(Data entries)
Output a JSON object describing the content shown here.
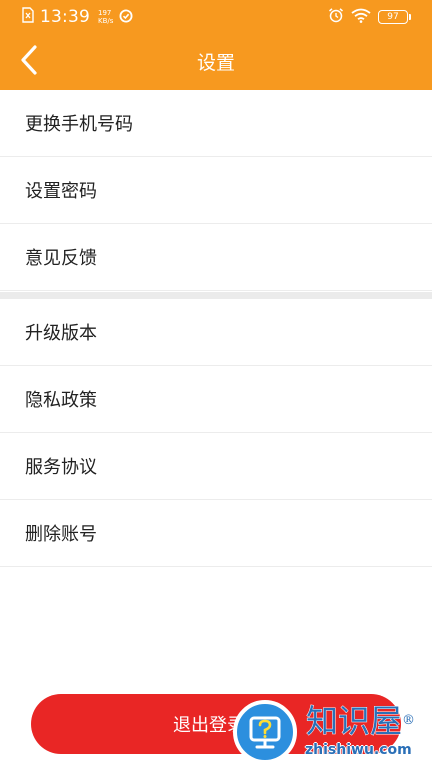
{
  "status_bar": {
    "time": "13:39",
    "speed_value": "197",
    "speed_unit": "KB/s",
    "battery": "97"
  },
  "nav": {
    "title": "设置"
  },
  "menu": {
    "group1": [
      {
        "label": "更换手机号码"
      },
      {
        "label": "设置密码"
      },
      {
        "label": "意见反馈"
      }
    ],
    "group2": [
      {
        "label": "升级版本"
      },
      {
        "label": "隐私政策"
      },
      {
        "label": "服务协议"
      },
      {
        "label": "删除账号"
      }
    ]
  },
  "logout": {
    "label": "退出登录"
  },
  "watermark": {
    "brand": "知识屋",
    "registered": "®",
    "domain": "zhishiwu.com"
  },
  "colors": {
    "header": "#f7991f",
    "logout": "#e92625",
    "watermark": "#2a6fb7"
  },
  "icons": {
    "back": "chevron-left-icon",
    "alarm": "alarm-icon",
    "wifi": "wifi-icon",
    "battery": "battery-icon",
    "sim": "sim-card-icon",
    "sync": "sync-icon"
  }
}
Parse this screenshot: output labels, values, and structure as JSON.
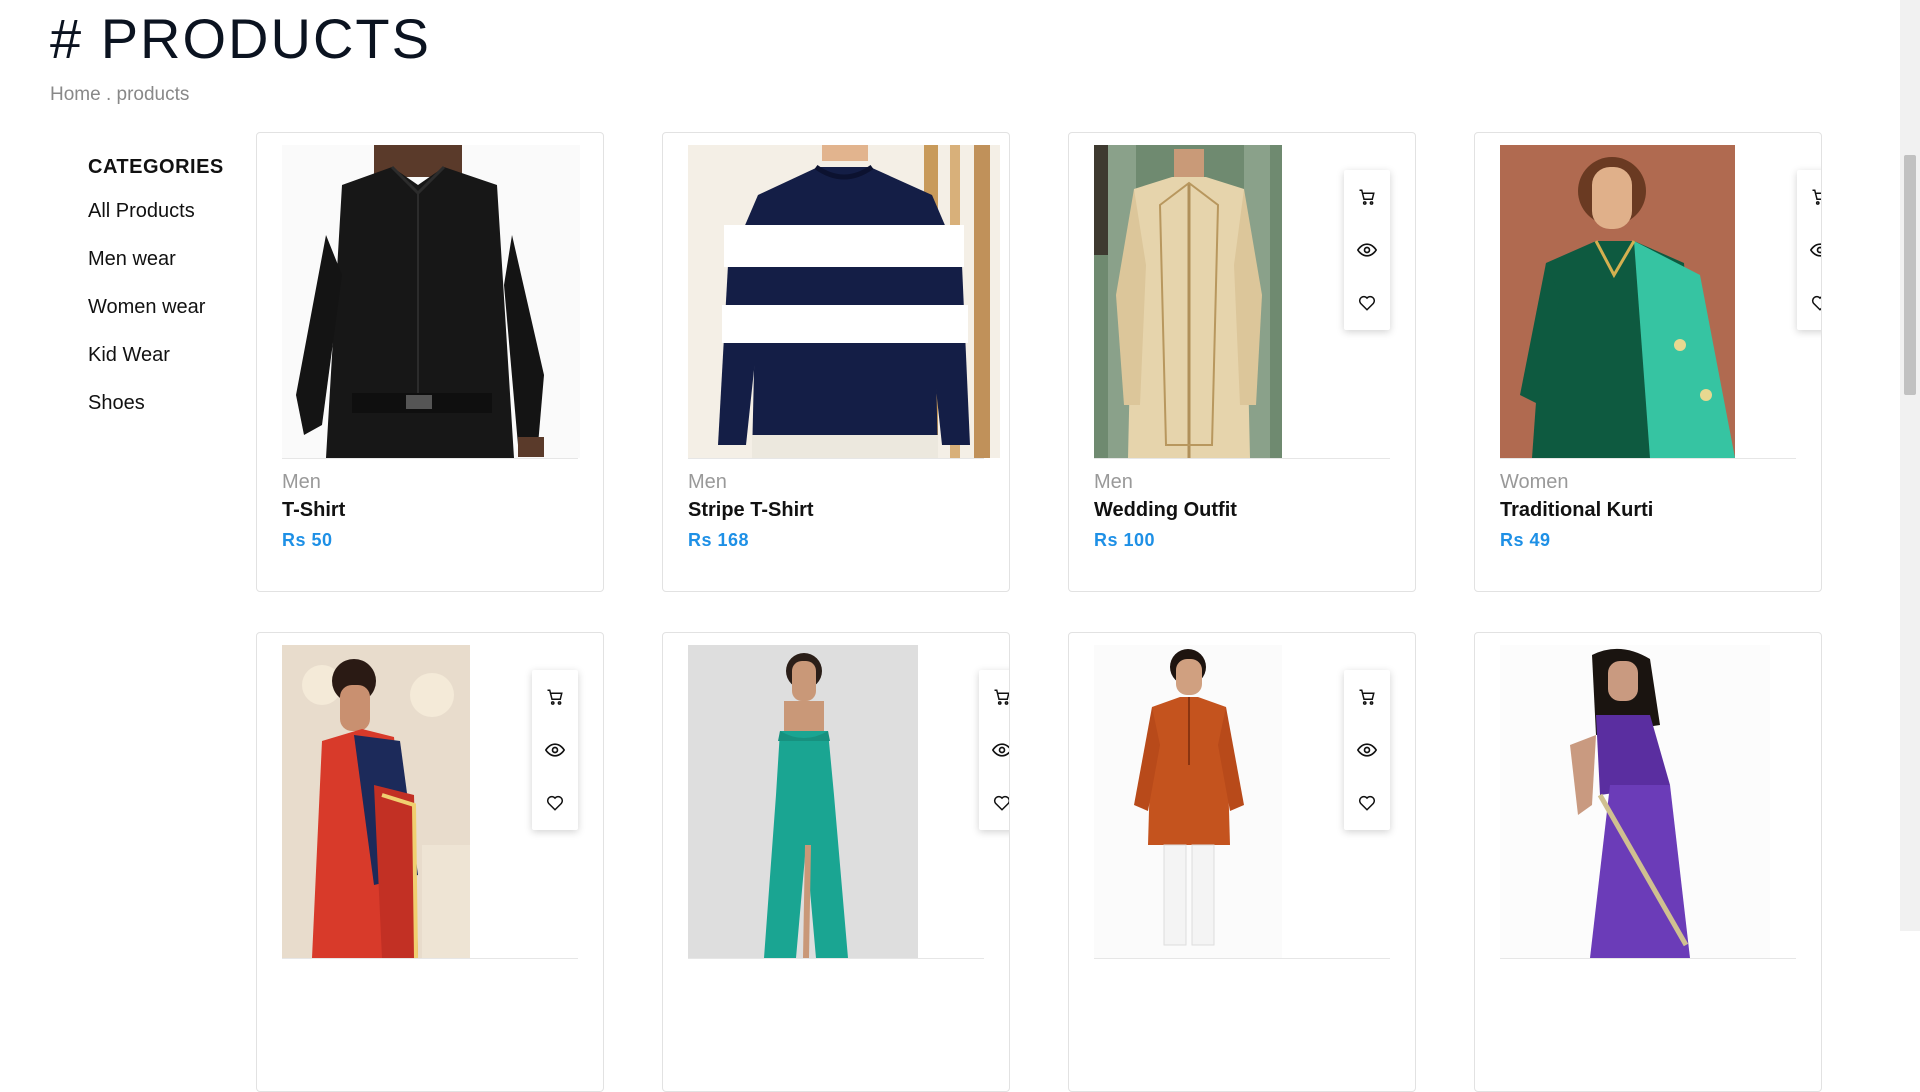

GOAL OF THE EXERCISE -
Reproduce every record above exactly, but leave out the pictures.

FINISHED TASK -
Output a JSON object describing the content shown here.
{
  "status_bar": {
    "time": "13:39",
    "speed_value": "197",
    "speed_unit": "KB/s",
    "battery": "97"
  },
  "nav": {
    "title": "设置"
  },
  "menu": {
    "group1": [
      {
        "label": "更换手机号码"
      },
      {
        "label": "设置密码"
      },
      {
        "label": "意见反馈"
      }
    ],
    "group2": [
      {
        "label": "升级版本"
      },
      {
        "label": "隐私政策"
      },
      {
        "label": "服务协议"
      },
      {
        "label": "删除账号"
      }
    ]
  },
  "logout": {
    "label": "退出登录"
  },
  "watermark": {
    "brand": "知识屋",
    "registered": "®",
    "domain": "zhishiwu.com"
  },
  "colors": {
    "header": "#f7991f",
    "logout": "#e92625",
    "watermark": "#2a6fb7"
  },
  "icons": {
    "back": "chevron-left-icon",
    "alarm": "alarm-icon",
    "wifi": "wifi-icon",
    "battery": "battery-icon",
    "sim": "sim-card-icon",
    "sync": "sync-icon"
  }
}
Parse this screenshot: output labels, values, and structure as JSON.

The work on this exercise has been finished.